» **WORK REQUIRED**: Find how many lines contain "常务理事" and state only that number.

— Begin RECORDS SUPPLIED —

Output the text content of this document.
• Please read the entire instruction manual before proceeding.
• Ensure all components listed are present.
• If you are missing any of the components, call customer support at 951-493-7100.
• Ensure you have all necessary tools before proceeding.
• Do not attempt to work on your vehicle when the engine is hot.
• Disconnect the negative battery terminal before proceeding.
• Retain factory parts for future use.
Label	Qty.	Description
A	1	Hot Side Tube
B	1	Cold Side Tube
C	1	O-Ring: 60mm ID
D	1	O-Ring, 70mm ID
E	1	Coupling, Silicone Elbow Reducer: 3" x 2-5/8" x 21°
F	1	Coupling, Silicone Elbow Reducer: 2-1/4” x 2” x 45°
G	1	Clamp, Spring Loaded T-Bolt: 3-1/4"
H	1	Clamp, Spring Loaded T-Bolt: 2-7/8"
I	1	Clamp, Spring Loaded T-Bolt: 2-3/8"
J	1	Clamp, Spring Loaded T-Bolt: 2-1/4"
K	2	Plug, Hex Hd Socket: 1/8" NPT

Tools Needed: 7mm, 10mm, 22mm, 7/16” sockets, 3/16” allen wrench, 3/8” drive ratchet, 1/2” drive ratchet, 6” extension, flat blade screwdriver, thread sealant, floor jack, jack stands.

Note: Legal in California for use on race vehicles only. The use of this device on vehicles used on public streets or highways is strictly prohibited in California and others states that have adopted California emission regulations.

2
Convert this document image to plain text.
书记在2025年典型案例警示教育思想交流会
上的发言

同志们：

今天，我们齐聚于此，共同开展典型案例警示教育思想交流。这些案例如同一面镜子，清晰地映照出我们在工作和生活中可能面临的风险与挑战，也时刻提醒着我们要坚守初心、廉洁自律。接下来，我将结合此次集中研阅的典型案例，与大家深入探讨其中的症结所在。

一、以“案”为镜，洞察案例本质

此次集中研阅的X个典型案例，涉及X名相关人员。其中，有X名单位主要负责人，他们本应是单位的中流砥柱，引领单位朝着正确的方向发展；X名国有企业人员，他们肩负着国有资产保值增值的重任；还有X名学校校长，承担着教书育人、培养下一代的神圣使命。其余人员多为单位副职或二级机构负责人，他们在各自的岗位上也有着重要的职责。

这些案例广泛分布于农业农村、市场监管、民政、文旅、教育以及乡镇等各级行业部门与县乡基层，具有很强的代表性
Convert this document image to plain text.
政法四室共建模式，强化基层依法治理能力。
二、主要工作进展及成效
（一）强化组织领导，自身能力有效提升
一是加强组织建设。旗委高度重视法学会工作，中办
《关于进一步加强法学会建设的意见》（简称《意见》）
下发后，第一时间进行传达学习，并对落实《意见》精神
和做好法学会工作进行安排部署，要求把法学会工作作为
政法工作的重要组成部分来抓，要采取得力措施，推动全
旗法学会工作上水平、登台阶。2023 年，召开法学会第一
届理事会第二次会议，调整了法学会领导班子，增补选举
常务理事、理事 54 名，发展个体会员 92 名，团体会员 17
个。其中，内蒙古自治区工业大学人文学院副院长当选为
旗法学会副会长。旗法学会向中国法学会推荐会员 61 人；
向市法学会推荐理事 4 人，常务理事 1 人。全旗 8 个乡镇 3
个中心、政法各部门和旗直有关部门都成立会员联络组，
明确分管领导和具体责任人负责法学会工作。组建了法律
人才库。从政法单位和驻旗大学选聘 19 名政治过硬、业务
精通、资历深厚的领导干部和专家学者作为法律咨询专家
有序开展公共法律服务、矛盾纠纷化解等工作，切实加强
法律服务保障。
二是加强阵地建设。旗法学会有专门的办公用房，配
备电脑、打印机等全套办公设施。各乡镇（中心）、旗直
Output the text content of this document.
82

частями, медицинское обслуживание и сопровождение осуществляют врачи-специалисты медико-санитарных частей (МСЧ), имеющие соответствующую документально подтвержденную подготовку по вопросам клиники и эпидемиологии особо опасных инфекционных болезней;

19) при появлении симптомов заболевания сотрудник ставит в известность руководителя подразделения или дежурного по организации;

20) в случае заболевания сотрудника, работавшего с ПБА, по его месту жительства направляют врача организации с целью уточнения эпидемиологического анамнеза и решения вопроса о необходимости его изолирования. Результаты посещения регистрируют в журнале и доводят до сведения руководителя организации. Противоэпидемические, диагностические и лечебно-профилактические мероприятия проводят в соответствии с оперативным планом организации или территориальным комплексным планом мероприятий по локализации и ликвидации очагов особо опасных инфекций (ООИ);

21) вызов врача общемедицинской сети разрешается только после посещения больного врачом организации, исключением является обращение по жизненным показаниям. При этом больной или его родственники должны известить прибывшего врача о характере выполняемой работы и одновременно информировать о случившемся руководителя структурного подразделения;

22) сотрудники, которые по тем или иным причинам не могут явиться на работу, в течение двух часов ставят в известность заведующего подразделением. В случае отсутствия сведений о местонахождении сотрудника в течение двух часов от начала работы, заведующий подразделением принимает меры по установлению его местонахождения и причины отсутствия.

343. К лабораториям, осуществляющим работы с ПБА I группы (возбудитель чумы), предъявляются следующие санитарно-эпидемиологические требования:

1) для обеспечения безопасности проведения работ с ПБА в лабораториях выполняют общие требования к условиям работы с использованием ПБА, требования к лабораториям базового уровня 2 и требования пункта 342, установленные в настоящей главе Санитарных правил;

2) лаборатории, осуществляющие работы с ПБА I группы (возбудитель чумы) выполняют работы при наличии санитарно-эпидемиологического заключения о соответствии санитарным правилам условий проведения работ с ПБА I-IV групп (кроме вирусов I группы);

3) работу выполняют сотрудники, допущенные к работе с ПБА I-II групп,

— End RECORDS SUPPLIED —

» **RESPONSE FOR THIS EXERCISE**: 2